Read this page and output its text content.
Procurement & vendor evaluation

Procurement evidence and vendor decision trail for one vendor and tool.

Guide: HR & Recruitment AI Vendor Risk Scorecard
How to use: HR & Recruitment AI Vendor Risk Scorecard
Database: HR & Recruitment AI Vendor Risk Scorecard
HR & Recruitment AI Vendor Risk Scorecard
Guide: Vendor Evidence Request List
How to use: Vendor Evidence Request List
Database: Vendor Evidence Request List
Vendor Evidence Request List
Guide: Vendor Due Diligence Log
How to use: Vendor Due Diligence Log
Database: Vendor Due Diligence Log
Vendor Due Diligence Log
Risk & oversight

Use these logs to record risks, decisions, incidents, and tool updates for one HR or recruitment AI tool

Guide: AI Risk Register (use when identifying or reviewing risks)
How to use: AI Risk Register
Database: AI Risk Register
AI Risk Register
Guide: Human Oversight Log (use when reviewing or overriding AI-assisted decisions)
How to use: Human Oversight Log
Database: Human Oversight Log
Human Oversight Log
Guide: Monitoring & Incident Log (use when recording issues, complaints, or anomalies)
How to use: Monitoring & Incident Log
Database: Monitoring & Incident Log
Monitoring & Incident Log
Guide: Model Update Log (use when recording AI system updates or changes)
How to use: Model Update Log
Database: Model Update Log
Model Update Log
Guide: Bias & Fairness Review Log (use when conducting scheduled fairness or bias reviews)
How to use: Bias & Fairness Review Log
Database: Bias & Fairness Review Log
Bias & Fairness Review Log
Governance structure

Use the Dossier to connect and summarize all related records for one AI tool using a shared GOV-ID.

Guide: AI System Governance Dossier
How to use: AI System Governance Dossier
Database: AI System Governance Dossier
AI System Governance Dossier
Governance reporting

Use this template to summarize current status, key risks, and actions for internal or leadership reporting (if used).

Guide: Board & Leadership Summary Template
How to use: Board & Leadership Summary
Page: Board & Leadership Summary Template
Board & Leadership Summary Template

-*-*-

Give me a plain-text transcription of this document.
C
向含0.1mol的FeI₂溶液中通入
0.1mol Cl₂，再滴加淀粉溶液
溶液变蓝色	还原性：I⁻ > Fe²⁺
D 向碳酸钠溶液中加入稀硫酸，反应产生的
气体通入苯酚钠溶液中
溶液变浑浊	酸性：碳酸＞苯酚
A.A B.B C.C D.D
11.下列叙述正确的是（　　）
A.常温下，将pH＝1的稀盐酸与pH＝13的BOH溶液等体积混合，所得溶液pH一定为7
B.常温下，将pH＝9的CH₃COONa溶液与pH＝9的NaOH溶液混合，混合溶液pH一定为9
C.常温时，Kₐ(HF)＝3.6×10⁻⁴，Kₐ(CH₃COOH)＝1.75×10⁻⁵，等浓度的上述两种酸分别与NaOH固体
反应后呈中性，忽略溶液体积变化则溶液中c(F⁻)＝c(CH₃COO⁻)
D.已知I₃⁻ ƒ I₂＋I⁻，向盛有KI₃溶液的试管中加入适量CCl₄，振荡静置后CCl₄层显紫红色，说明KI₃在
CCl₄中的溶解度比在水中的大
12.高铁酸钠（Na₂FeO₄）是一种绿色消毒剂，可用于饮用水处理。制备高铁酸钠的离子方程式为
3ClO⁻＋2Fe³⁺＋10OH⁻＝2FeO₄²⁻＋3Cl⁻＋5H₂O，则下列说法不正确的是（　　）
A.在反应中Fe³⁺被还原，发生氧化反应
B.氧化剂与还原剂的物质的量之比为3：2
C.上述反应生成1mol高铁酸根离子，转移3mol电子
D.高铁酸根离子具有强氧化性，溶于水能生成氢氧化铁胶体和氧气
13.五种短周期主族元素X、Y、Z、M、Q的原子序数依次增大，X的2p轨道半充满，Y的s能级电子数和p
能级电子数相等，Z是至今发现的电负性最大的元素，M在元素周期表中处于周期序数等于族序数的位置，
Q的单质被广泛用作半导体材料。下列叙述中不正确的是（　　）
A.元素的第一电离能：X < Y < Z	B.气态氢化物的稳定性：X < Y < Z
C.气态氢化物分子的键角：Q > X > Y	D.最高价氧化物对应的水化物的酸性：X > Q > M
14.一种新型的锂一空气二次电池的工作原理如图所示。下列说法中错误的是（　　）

-*-*-

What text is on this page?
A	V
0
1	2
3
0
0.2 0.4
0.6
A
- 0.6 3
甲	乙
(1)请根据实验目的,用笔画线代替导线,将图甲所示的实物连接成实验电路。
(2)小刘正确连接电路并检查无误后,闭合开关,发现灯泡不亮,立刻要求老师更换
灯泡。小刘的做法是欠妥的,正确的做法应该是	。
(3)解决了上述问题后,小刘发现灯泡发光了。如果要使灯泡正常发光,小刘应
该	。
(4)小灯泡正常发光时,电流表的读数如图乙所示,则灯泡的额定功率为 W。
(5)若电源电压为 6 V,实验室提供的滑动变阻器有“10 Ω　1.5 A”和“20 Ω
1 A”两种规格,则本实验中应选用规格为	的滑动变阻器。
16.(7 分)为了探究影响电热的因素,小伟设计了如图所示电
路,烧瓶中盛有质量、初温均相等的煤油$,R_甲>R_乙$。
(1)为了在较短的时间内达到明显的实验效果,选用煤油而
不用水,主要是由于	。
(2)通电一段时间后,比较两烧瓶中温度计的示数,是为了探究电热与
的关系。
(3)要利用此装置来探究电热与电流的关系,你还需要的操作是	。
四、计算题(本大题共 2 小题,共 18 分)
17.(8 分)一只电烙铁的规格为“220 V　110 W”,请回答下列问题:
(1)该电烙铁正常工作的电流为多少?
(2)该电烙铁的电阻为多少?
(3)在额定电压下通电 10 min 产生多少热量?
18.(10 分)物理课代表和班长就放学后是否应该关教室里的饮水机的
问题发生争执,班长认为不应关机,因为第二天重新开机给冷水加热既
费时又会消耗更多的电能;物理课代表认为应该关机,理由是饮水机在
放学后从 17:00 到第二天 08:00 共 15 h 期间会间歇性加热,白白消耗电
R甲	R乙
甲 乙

-*-*-

### What you are asked to do
Using the material above, report each line where "List" occurs.

### Exercise response
Guide: Vendor Evidence Request List
How to use: Vendor Evidence Request List
Database: Vendor Evidence Request List
Vendor Evidence Request List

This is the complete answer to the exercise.